▸ **DIRECTIONS FOR THIS TASK**: Using the material that follows, identify and copy each line with the string "dalam".

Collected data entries
══════

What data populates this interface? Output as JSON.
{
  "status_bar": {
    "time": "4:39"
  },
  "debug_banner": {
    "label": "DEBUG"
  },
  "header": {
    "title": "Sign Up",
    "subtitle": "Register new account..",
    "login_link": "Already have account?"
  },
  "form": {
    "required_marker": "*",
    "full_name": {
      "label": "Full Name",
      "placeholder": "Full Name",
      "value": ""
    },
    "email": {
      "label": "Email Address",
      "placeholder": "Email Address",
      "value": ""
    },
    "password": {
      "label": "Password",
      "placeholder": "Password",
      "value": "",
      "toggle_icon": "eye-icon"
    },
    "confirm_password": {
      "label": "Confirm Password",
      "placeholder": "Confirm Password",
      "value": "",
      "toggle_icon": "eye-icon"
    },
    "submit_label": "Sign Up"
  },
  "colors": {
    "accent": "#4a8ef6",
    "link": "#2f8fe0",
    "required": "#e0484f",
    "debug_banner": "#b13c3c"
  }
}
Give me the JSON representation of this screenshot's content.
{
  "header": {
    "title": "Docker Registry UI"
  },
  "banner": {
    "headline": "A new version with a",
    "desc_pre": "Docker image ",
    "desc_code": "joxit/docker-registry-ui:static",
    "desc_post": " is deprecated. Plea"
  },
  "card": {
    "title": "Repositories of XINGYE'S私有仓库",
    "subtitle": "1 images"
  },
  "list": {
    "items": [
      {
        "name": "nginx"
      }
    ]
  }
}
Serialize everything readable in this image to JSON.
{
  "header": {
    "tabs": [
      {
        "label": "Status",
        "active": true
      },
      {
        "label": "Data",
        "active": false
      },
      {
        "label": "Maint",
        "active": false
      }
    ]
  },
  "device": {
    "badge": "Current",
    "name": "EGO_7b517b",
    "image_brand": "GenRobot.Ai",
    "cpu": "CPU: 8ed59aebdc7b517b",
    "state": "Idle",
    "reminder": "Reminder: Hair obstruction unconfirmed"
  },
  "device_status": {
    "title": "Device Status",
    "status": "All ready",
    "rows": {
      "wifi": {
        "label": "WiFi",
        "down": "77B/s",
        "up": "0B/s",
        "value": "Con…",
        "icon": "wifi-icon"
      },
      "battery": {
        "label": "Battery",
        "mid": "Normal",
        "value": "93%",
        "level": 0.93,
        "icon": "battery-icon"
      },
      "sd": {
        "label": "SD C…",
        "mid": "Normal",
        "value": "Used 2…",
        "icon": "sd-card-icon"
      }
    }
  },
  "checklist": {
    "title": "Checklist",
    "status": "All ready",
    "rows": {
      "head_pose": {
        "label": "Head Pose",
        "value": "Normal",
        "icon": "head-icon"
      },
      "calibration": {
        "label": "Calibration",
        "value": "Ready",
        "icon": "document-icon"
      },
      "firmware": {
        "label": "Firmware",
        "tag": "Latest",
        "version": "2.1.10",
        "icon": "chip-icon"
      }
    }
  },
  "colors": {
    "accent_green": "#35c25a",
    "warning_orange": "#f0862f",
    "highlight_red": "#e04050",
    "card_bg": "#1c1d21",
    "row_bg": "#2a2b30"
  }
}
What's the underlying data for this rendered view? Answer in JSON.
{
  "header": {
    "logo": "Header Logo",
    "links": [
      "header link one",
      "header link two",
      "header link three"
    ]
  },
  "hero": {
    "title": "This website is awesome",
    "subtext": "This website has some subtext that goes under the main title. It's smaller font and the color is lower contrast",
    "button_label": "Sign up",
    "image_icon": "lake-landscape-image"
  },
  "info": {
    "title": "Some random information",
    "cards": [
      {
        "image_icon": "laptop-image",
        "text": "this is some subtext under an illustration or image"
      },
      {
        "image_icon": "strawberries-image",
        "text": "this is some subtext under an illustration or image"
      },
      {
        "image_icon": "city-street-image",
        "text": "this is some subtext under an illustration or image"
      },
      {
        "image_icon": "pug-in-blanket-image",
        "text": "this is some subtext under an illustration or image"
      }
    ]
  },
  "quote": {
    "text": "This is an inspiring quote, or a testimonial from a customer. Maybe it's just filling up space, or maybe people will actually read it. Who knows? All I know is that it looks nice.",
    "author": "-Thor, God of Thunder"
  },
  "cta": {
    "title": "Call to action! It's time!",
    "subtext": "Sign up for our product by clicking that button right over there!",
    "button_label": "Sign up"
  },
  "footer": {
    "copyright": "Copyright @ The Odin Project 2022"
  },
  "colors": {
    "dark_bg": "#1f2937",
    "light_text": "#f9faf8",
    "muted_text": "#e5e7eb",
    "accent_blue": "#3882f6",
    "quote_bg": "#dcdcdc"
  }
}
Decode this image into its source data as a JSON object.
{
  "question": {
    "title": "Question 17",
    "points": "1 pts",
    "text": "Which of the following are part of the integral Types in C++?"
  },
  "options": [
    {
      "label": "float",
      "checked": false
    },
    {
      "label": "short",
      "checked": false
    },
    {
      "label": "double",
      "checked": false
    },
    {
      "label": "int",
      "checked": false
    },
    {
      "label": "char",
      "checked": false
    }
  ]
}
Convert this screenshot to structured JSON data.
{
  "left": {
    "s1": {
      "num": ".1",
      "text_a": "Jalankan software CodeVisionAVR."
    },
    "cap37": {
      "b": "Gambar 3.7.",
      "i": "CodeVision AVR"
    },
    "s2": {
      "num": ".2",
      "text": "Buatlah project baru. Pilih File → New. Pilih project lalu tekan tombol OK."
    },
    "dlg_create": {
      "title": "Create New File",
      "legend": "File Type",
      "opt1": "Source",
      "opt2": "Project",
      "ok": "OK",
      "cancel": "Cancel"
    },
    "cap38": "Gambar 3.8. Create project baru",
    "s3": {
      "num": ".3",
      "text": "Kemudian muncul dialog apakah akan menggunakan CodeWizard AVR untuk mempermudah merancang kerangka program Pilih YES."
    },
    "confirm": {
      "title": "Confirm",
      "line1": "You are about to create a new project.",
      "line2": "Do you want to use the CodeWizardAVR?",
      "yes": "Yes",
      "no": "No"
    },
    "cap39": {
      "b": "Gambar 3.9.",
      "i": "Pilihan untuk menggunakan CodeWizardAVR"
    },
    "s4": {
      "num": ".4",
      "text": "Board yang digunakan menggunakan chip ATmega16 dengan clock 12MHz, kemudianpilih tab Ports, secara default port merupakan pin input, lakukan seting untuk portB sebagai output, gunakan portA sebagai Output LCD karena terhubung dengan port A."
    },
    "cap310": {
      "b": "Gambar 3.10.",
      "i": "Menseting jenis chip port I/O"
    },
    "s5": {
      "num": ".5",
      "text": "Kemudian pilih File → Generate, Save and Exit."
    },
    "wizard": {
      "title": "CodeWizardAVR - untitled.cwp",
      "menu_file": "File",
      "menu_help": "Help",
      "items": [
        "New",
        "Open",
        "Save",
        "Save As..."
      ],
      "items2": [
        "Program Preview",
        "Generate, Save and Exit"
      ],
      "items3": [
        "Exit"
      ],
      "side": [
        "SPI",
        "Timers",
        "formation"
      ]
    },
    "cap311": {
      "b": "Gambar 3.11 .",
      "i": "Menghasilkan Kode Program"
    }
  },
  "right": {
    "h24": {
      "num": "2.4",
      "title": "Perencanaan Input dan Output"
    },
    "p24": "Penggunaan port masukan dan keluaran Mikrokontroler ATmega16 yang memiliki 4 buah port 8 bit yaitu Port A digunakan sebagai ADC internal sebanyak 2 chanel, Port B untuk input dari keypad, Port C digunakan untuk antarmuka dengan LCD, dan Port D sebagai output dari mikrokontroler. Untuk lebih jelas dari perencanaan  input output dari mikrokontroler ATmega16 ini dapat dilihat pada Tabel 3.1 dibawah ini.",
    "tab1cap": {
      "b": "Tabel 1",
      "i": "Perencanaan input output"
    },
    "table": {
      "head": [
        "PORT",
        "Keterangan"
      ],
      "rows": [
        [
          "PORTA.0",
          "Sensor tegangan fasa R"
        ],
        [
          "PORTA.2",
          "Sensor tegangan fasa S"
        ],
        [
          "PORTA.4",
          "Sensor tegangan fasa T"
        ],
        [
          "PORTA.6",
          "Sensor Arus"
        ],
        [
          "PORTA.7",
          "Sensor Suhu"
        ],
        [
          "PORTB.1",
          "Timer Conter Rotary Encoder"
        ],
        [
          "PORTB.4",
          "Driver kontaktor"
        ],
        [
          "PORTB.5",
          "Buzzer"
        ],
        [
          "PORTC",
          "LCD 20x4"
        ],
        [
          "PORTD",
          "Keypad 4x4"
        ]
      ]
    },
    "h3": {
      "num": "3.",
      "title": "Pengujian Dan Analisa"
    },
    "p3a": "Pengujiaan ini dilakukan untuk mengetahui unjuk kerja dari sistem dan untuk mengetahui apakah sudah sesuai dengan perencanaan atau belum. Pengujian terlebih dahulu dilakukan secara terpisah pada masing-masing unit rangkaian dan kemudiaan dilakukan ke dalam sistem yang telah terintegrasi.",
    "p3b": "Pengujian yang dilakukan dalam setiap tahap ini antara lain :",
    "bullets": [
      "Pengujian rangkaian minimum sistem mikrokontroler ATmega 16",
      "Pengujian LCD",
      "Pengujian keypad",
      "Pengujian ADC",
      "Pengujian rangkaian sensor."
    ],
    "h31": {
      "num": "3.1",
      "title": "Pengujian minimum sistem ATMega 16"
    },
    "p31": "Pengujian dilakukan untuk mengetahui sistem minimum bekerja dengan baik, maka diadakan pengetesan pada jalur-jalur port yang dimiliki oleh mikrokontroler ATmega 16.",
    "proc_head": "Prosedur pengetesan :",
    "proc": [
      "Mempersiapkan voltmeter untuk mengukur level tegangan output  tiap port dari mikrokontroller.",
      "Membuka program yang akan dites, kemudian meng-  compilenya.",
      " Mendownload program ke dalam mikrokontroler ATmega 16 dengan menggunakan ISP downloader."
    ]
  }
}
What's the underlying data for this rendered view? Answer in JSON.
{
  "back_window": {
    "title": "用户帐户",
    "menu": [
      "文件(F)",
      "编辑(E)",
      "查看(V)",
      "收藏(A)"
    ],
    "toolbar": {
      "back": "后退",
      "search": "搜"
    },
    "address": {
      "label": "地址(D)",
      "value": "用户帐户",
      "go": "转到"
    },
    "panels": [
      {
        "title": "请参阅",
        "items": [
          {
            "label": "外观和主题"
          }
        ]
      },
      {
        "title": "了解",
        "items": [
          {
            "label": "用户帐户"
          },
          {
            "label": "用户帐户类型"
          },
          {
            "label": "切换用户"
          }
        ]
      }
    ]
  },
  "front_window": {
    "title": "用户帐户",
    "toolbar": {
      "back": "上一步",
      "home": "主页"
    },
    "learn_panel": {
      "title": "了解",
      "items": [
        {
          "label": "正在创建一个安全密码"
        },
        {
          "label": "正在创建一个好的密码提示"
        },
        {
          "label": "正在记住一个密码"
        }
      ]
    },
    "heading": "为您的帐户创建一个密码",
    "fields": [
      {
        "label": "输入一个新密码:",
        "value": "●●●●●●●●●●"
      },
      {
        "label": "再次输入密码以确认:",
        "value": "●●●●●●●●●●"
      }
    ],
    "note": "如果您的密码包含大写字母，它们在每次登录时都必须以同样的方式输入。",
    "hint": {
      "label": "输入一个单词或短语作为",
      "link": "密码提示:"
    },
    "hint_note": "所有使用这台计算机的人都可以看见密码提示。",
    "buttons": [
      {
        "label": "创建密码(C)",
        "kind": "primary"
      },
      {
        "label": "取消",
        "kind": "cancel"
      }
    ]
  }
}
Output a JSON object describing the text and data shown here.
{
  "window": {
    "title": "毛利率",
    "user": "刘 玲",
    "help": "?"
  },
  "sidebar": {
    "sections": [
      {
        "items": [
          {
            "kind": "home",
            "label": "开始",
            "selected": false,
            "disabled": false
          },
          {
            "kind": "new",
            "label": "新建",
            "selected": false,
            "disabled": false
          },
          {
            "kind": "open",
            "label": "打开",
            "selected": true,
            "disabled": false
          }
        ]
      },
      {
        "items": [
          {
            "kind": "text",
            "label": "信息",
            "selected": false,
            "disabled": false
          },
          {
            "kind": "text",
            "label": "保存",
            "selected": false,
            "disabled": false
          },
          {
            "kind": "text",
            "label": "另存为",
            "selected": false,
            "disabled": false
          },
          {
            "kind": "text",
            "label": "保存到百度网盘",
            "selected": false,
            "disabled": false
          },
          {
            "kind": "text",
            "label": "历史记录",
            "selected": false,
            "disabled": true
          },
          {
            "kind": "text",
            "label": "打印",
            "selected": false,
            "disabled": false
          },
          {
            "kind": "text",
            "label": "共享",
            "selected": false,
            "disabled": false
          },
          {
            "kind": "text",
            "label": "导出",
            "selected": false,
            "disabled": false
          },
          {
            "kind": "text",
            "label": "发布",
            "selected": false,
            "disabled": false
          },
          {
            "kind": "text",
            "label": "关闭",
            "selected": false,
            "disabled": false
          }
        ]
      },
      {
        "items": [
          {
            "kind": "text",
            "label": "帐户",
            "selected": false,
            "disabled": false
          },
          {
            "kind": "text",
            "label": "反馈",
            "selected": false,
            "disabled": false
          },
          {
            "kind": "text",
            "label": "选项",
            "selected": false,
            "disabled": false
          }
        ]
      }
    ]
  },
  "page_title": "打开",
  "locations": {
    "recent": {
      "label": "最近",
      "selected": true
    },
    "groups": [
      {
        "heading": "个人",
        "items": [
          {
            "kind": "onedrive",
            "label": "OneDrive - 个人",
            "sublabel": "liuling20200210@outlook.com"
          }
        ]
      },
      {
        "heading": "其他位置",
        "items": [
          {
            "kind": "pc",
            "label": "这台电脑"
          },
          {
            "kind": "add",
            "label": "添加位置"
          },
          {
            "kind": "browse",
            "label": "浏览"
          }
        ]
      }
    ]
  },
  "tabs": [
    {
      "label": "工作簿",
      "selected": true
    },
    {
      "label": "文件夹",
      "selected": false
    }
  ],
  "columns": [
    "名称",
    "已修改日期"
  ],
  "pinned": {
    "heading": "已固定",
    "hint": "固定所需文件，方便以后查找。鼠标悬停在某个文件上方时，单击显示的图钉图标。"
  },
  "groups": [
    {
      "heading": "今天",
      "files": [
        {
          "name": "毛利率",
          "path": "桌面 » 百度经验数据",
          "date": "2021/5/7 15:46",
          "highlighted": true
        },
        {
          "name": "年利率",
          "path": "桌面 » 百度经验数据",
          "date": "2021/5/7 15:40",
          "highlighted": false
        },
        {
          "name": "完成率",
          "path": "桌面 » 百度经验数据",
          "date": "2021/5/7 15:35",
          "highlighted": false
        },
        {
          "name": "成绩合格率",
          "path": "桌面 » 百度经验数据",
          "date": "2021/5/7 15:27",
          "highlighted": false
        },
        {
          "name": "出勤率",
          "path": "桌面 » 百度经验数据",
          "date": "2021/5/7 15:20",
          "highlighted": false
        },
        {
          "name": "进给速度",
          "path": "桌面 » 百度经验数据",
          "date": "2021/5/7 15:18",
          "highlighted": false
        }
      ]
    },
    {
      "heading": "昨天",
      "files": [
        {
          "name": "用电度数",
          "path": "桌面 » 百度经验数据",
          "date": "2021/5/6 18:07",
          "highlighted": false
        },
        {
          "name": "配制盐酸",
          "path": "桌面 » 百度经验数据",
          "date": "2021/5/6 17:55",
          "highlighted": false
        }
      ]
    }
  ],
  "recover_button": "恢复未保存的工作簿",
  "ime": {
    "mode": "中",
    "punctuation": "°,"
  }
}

══════

▸ **THE RESULT**:
    "p3a": "Pengujiaan ini dilakukan untuk mengetahui unjuk kerja dari sistem dan untuk mengetahui apakah sudah sesuai dengan perencanaan atau belum. Pengujian terlebih dahulu dilakukan secara terpisah pada masing-masing unit rangkaian dan kemudiaan dilakukan ke dalam sistem yang telah terintegrasi.",
    "p3b": "Pengujian yang dilakukan dalam setiap tahap ini antara lain :",
      " Mendownload program ke dalam mikrokontroler ATmega 16 dengan menggunakan ISP downloader."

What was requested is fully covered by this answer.